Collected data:
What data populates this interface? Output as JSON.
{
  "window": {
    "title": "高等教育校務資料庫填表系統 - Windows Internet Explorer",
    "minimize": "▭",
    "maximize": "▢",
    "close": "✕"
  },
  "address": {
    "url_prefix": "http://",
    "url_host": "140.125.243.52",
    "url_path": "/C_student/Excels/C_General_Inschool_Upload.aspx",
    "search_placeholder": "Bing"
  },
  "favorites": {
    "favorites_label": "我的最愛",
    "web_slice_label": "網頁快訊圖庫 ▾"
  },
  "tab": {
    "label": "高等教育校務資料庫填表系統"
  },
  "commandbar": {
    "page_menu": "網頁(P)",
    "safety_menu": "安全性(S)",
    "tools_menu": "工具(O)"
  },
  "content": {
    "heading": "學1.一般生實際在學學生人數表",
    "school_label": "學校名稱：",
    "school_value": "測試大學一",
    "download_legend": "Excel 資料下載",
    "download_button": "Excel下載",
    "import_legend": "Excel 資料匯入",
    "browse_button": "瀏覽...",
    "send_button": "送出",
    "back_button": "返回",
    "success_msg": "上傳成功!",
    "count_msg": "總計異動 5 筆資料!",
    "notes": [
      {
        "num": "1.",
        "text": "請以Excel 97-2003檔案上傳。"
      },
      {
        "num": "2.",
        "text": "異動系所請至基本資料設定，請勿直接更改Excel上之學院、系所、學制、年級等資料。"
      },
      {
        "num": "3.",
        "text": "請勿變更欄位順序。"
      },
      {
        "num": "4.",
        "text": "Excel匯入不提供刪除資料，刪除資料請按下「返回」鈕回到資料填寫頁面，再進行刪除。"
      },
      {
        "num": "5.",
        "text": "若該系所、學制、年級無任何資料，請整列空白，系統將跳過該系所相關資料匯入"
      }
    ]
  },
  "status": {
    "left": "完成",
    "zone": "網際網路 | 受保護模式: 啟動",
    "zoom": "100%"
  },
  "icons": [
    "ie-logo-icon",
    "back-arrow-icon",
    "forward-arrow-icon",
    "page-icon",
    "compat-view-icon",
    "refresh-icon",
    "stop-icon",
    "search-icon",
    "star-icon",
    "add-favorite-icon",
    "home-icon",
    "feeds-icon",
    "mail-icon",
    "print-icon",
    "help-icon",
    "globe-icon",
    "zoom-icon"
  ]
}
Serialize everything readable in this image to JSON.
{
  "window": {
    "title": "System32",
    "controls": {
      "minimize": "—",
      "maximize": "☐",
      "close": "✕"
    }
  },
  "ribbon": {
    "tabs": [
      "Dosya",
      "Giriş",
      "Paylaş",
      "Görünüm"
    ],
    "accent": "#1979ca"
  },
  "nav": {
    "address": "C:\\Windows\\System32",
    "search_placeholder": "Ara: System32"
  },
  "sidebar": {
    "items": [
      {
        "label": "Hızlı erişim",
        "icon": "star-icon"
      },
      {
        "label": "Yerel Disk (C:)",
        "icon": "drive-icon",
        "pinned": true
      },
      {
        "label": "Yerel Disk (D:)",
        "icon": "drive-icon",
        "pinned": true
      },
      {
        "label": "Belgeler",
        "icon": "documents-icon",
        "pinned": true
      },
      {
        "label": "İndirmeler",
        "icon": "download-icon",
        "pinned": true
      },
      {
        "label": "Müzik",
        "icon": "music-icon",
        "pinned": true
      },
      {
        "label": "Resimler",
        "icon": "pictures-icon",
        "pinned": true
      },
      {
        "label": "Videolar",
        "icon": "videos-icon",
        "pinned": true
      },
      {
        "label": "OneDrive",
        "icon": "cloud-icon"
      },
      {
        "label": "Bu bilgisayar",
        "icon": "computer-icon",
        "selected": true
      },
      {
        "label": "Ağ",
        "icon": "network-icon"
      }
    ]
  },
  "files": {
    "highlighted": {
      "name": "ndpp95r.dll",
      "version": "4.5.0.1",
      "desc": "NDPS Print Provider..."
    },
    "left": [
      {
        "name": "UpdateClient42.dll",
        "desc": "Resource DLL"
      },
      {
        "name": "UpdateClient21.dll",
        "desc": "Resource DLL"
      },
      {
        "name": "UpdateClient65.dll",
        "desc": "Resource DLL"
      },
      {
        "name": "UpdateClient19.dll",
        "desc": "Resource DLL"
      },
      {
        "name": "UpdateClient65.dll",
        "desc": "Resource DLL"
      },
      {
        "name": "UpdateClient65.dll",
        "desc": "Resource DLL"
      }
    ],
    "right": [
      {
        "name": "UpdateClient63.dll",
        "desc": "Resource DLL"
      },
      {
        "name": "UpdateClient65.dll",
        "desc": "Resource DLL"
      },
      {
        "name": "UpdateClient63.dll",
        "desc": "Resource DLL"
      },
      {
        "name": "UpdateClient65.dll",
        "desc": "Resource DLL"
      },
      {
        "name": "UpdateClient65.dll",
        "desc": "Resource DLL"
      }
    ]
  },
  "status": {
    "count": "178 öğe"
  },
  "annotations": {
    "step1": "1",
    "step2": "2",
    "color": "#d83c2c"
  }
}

**Work to be completed**
Filter out all lines lacking the word "JSON" and copy the rest.

**Output below**
What data populates this interface? Output as JSON.
Serialize everything readable in this image to JSON.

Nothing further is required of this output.